> [What is required]
Transcribe all of the material below word for word and leave out its pictures.

> [Data section]

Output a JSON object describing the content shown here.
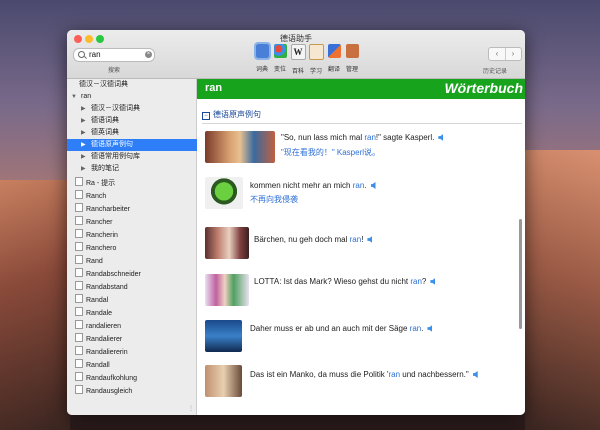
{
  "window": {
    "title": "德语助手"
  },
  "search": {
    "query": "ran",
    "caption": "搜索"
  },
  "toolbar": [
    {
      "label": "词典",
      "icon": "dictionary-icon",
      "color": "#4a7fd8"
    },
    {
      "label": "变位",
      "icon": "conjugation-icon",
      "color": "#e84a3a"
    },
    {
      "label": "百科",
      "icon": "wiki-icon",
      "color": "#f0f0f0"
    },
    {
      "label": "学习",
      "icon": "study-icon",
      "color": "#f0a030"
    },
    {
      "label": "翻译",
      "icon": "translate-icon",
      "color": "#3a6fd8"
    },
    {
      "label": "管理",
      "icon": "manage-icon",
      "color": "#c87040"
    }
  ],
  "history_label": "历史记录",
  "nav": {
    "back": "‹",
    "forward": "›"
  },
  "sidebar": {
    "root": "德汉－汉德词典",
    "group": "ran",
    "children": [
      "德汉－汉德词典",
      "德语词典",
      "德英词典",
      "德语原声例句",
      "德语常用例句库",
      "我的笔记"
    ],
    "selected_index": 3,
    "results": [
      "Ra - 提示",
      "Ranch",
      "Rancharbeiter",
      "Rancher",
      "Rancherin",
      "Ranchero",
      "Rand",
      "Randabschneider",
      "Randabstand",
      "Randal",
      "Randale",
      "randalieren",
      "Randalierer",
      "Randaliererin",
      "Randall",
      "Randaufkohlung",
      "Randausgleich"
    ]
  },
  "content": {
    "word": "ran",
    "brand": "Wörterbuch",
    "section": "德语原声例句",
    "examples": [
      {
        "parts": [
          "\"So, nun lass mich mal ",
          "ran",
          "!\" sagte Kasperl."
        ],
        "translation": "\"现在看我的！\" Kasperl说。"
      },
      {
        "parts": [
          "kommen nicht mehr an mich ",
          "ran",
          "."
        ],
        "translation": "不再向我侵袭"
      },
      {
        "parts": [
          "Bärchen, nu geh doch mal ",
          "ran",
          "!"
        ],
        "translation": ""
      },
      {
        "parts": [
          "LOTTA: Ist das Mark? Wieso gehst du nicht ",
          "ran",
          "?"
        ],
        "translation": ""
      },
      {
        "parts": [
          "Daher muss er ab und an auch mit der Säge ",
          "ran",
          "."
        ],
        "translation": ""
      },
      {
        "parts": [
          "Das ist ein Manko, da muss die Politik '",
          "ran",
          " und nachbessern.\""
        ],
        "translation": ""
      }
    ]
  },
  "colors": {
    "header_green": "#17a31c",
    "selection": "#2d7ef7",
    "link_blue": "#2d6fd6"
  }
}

> [Answer in full]
Output a JSON object describing the content shown here.
{
  "window": {
    "title": "德语助手"
  },
  "search": {
    "query": "ran",
    "caption": "搜索"
  },
  "toolbar": [
    {
      "label": "词典",
      "icon": "dictionary-icon",
      "color": "#4a7fd8"
    },
    {
      "label": "变位",
      "icon": "conjugation-icon",
      "color": "#e84a3a"
    },
    {
      "label": "百科",
      "icon": "wiki-icon",
      "color": "#f0f0f0"
    },
    {
      "label": "学习",
      "icon": "study-icon",
      "color": "#f0a030"
    },
    {
      "label": "翻译",
      "icon": "translate-icon",
      "color": "#3a6fd8"
    },
    {
      "label": "管理",
      "icon": "manage-icon",
      "color": "#c87040"
    }
  ],
  "history_label": "历史记录",
  "nav": {
    "back": "‹",
    "forward": "›"
  },
  "sidebar": {
    "root": "德汉－汉德词典",
    "group": "ran",
    "children": [
      "德汉－汉德词典",
      "德语词典",
      "德英词典",
      "德语原声例句",
      "德语常用例句库",
      "我的笔记"
    ],
    "selected_index": 3,
    "results": [
      "Ra - 提示",
      "Ranch",
      "Rancharbeiter",
      "Rancher",
      "Rancherin",
      "Ranchero",
      "Rand",
      "Randabschneider",
      "Randabstand",
      "Randal",
      "Randale",
      "randalieren",
      "Randalierer",
      "Randaliererin",
      "Randall",
      "Randaufkohlung",
      "Randausgleich"
    ]
  },
  "content": {
    "word": "ran",
    "brand": "Wörterbuch",
    "section": "德语原声例句",
    "examples": [
      {
        "parts": [
          "\"So, nun lass mich mal ",
          "ran",
          "!\" sagte Kasperl."
        ],
        "translation": "\"现在看我的！\" Kasperl说。"
      },
      {
        "parts": [
          "kommen nicht mehr an mich ",
          "ran",
          "."
        ],
        "translation": "不再向我侵袭"
      },
      {
        "parts": [
          "Bärchen, nu geh doch mal ",
          "ran",
          "!"
        ],
        "translation": ""
      },
      {
        "parts": [
          "LOTTA: Ist das Mark? Wieso gehst du nicht ",
          "ran",
          "?"
        ],
        "translation": ""
      },
      {
        "parts": [
          "Daher muss er ab und an auch mit der Säge ",
          "ran",
          "."
        ],
        "translation": ""
      },
      {
        "parts": [
          "Das ist ein Manko, da muss die Politik '",
          "ran",
          " und nachbessern.\""
        ],
        "translation": ""
      }
    ]
  },
  "colors": {
    "header_green": "#17a31c",
    "selection": "#2d7ef7",
    "link_blue": "#2d6fd6"
  }
}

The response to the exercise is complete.